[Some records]

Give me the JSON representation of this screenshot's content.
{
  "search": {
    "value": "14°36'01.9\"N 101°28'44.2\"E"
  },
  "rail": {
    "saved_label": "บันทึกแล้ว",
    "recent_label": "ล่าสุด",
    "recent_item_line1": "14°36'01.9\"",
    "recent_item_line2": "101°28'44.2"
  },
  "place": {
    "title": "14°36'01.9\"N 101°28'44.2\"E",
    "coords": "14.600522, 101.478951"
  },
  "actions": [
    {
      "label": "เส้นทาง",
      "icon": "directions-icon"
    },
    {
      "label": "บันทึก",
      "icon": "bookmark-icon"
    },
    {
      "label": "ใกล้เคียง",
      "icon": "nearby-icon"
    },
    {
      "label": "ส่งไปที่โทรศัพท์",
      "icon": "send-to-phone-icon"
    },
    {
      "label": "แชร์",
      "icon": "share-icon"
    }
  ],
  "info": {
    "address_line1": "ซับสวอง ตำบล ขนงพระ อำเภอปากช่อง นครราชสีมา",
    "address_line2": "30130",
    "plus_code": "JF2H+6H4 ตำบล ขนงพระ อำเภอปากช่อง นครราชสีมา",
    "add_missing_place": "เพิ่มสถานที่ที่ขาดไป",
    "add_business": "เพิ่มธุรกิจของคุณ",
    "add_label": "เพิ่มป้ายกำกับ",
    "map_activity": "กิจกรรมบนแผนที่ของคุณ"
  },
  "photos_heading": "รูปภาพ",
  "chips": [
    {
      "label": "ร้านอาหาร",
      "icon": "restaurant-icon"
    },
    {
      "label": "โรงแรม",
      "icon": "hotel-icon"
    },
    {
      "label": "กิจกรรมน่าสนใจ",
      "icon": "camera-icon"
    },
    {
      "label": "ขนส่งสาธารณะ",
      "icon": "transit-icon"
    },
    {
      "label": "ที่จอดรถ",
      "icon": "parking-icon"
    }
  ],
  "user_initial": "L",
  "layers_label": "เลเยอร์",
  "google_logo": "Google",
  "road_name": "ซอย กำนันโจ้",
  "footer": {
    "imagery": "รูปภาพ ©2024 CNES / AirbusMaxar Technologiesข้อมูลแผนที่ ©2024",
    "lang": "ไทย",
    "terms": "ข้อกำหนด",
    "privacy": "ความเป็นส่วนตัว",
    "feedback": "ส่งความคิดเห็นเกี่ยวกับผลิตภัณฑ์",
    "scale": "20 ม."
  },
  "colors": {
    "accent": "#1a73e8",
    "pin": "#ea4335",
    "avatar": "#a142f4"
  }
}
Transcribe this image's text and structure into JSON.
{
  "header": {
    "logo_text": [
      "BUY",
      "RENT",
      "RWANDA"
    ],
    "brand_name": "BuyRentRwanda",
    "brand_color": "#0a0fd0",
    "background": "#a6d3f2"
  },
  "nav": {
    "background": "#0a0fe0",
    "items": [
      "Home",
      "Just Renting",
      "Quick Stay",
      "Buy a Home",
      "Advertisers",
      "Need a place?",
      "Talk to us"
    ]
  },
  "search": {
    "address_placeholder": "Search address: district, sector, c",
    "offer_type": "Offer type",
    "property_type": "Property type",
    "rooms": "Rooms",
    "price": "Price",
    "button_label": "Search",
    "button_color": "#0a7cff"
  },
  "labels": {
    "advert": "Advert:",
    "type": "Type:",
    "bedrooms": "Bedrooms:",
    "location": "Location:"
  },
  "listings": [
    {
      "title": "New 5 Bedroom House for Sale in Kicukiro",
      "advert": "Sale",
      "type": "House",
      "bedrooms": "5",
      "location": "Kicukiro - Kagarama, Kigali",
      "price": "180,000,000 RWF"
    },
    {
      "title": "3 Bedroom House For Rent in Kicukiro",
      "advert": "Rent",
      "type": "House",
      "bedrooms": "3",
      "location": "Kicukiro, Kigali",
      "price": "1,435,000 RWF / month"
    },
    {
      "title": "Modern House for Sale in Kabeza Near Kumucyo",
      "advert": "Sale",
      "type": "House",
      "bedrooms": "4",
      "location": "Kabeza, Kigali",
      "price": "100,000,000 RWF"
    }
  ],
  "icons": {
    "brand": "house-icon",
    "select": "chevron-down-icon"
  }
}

#### Job
Show every line in the entries where the string "title" occurs.

#### Finished answer
    "title": "14°36'01.9\"N 101°28'44.2\"E",
      "title": "New 5 Bedroom House for Sale in Kicukiro",
      "title": "3 Bedroom House For Rent in Kicukiro",
      "title": "Modern House for Sale in Kabeza Near Kumucyo",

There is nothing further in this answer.